Data excerpts:

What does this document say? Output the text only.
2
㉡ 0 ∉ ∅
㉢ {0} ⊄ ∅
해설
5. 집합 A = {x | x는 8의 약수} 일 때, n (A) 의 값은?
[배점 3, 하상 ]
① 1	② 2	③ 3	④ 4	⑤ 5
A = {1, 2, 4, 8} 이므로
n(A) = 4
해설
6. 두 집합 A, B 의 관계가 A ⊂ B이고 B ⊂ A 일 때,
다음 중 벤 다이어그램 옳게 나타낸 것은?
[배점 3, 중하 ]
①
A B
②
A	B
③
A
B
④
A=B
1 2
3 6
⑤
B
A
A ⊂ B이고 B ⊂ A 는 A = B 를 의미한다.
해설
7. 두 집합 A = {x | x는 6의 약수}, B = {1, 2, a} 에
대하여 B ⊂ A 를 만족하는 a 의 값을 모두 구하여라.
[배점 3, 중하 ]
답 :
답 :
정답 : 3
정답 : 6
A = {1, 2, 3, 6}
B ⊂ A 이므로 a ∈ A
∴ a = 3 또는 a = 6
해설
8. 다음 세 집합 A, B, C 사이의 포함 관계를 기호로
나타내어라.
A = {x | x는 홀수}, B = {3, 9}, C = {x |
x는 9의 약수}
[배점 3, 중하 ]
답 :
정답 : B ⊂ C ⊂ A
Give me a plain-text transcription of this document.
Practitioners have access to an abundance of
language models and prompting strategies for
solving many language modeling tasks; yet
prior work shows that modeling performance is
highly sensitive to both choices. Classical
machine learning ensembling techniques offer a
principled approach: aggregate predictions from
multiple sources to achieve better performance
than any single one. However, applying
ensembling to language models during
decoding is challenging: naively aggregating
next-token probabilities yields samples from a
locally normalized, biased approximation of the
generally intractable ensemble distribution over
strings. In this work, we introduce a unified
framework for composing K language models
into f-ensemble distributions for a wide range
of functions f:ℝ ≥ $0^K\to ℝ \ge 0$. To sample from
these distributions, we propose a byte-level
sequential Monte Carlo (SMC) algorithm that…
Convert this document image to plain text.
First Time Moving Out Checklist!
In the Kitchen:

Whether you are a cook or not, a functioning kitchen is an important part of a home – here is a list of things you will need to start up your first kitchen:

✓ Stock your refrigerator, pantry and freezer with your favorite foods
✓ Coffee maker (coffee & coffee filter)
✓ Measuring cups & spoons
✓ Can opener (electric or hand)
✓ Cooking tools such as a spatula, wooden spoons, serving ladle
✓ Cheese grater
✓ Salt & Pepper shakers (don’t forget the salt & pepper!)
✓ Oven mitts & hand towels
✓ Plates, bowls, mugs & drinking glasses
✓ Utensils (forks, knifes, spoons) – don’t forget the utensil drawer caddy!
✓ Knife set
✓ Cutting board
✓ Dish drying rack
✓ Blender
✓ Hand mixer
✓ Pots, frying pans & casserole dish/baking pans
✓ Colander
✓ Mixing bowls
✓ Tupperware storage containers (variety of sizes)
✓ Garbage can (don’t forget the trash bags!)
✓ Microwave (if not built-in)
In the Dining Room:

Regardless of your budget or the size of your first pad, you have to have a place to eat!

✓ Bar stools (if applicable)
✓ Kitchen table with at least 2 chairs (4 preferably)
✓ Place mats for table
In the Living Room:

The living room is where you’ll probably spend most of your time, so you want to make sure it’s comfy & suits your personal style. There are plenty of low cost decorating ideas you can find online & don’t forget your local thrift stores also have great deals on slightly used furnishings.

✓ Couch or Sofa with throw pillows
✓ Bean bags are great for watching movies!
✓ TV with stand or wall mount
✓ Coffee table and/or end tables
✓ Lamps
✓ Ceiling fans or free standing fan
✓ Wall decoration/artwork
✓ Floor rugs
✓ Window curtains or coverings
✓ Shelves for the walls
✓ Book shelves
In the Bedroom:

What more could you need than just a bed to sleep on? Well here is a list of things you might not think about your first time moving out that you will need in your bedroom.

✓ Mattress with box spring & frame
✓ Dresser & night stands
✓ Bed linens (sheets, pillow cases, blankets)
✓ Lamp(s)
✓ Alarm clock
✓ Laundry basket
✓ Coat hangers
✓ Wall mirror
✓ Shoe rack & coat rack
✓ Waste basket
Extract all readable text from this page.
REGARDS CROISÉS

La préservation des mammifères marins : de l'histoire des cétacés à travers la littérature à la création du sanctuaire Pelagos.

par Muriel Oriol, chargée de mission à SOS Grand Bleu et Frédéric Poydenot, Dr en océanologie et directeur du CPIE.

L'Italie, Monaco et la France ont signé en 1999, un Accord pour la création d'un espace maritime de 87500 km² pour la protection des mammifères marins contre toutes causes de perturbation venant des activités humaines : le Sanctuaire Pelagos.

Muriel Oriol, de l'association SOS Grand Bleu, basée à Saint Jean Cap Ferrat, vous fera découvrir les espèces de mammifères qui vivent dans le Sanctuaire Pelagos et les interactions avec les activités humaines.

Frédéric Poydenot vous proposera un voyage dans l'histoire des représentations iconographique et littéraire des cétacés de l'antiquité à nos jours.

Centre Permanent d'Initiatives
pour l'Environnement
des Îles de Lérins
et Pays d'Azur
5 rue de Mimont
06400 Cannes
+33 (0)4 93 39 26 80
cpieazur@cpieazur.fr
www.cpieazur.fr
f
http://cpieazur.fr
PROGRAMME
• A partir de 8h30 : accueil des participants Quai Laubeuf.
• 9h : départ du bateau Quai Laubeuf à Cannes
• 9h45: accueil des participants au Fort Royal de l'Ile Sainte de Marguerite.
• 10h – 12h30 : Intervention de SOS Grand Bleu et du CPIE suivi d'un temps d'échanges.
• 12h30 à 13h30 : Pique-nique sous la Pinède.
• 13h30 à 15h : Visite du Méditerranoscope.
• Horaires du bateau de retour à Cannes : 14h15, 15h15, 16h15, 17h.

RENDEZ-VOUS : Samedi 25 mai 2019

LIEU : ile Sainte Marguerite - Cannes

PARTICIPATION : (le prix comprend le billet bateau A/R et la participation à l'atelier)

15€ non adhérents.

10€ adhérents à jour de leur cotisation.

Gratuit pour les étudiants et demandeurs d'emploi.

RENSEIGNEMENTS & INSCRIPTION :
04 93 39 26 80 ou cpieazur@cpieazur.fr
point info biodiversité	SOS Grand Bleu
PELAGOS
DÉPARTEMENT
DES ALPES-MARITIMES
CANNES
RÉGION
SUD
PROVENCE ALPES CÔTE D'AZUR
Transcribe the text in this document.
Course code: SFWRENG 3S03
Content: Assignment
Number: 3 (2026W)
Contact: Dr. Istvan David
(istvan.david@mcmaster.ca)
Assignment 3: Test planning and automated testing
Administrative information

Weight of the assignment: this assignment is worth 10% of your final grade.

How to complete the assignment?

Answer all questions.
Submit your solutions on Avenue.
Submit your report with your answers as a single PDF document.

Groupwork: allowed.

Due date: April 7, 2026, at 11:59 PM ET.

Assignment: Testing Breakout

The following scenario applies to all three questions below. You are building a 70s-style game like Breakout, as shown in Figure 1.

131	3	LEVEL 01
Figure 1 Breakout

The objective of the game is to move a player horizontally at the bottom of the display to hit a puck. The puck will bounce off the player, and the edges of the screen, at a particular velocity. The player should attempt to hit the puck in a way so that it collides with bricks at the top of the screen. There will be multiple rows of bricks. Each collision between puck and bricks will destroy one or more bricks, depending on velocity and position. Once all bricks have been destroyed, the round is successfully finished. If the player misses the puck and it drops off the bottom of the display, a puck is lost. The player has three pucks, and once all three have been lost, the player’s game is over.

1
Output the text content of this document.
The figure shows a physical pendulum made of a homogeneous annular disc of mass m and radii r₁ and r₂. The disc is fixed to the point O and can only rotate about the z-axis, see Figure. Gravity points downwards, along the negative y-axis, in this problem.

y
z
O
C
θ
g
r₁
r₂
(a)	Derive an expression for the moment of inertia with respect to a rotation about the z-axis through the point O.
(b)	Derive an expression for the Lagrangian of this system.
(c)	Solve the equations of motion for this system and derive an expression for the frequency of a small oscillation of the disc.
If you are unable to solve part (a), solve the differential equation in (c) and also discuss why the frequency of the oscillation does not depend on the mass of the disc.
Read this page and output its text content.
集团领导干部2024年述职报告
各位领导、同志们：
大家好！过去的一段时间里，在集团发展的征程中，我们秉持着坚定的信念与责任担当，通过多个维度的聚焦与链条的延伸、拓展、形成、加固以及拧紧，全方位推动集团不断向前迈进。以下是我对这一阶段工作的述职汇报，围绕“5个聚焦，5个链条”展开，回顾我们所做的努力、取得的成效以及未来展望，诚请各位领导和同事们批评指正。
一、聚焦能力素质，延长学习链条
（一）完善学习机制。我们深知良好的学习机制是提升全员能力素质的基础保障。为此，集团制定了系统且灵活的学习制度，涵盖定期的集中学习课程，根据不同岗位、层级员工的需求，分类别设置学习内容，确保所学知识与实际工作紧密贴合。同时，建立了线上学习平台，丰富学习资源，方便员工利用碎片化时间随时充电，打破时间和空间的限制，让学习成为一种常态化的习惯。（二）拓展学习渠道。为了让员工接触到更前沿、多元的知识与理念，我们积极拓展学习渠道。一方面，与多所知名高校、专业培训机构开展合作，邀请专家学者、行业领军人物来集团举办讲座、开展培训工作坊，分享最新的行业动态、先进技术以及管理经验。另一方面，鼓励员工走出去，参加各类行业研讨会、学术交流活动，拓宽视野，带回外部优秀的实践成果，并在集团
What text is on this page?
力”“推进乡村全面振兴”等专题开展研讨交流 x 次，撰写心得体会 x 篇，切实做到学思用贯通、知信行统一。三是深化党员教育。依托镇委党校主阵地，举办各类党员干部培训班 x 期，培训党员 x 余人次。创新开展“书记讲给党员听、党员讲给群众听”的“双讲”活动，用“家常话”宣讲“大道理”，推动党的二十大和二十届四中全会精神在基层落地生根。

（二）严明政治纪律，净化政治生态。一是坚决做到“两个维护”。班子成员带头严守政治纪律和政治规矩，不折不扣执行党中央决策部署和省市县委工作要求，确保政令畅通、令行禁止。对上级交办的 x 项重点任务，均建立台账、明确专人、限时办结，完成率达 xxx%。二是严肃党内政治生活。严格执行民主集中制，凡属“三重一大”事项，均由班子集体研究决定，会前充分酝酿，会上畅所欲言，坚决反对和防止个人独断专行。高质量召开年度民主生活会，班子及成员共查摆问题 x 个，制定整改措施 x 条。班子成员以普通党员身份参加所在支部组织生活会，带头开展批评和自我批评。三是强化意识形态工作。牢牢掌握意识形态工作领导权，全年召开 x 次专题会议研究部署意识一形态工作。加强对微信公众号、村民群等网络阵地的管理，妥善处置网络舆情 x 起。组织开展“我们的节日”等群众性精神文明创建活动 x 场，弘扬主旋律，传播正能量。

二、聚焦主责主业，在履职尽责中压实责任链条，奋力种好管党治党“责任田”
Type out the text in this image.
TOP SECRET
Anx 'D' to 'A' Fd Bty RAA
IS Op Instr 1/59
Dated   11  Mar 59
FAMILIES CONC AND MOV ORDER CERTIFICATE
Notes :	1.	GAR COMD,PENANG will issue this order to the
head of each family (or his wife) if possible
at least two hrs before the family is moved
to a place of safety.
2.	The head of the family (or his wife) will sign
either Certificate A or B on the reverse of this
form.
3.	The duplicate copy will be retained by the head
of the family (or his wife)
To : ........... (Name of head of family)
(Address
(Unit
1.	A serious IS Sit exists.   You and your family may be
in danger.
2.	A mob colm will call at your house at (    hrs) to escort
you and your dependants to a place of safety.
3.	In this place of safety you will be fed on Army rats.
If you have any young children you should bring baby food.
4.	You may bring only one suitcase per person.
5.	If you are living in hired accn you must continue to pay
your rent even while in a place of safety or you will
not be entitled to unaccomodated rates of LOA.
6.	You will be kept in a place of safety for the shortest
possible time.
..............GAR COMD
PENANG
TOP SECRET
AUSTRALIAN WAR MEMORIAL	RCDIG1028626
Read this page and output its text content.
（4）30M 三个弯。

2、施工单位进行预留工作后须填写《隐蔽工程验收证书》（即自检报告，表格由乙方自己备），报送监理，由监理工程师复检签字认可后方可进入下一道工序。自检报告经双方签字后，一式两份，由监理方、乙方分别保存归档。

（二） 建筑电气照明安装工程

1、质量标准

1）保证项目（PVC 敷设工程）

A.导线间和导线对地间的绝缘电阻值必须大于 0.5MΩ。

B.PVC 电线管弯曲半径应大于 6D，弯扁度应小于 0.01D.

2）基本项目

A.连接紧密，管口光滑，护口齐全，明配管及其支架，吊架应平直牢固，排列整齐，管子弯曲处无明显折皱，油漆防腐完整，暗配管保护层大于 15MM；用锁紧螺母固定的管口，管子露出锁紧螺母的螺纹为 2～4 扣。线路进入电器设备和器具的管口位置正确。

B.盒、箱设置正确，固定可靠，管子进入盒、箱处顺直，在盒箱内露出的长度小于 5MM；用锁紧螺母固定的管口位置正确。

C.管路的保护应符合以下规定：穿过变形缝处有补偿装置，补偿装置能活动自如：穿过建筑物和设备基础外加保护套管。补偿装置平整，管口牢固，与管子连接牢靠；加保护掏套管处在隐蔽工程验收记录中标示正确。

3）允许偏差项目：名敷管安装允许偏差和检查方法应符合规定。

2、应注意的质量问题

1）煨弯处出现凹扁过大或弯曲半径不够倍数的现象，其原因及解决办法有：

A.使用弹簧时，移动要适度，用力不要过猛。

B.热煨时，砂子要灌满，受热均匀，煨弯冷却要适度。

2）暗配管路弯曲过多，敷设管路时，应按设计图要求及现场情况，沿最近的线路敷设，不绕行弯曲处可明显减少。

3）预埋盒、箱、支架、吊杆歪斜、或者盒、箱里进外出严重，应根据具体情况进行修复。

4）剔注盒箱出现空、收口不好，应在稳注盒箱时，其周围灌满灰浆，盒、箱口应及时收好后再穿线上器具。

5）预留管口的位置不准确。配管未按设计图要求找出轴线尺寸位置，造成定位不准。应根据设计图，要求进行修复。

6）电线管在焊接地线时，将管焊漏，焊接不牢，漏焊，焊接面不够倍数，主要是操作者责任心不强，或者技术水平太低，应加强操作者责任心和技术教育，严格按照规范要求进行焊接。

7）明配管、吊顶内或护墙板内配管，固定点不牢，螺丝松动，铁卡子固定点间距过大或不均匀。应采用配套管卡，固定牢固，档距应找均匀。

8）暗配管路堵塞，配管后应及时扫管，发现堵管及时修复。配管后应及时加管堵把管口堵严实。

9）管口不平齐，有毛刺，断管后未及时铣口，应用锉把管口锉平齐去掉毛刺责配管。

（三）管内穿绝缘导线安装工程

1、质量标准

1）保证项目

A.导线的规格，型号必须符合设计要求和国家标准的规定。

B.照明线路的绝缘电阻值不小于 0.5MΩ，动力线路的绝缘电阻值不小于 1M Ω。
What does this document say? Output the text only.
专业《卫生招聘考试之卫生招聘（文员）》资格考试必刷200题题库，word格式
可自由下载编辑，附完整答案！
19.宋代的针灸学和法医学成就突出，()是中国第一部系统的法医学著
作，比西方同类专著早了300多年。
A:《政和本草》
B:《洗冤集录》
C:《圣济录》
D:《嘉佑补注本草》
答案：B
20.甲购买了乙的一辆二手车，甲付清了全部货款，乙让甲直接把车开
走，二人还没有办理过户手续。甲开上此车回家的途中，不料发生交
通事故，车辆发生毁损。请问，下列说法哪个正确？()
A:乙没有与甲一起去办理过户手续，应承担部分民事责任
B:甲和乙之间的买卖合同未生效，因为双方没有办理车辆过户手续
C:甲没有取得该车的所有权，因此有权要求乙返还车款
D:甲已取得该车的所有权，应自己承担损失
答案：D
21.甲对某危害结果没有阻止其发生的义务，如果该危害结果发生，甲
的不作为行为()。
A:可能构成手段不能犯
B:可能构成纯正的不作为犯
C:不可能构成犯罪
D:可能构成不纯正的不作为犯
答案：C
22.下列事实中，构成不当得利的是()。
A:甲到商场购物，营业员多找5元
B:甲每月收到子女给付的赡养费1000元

§ **Problem description**:
Filter the listing above for the string "pour" and copy every matching line.

§ **Problem solution**:
L'Italie, Monaco et la France ont signé en 1999, un Accord pour la création d'un espace maritime de 87500 km² pour la protection des mammifères marins contre toutes causes de perturbation venant des activités humaines : le Sanctuaire Pelagos.
pour l'Environnement
Gratuit pour les étudiants et demandeurs d'emploi.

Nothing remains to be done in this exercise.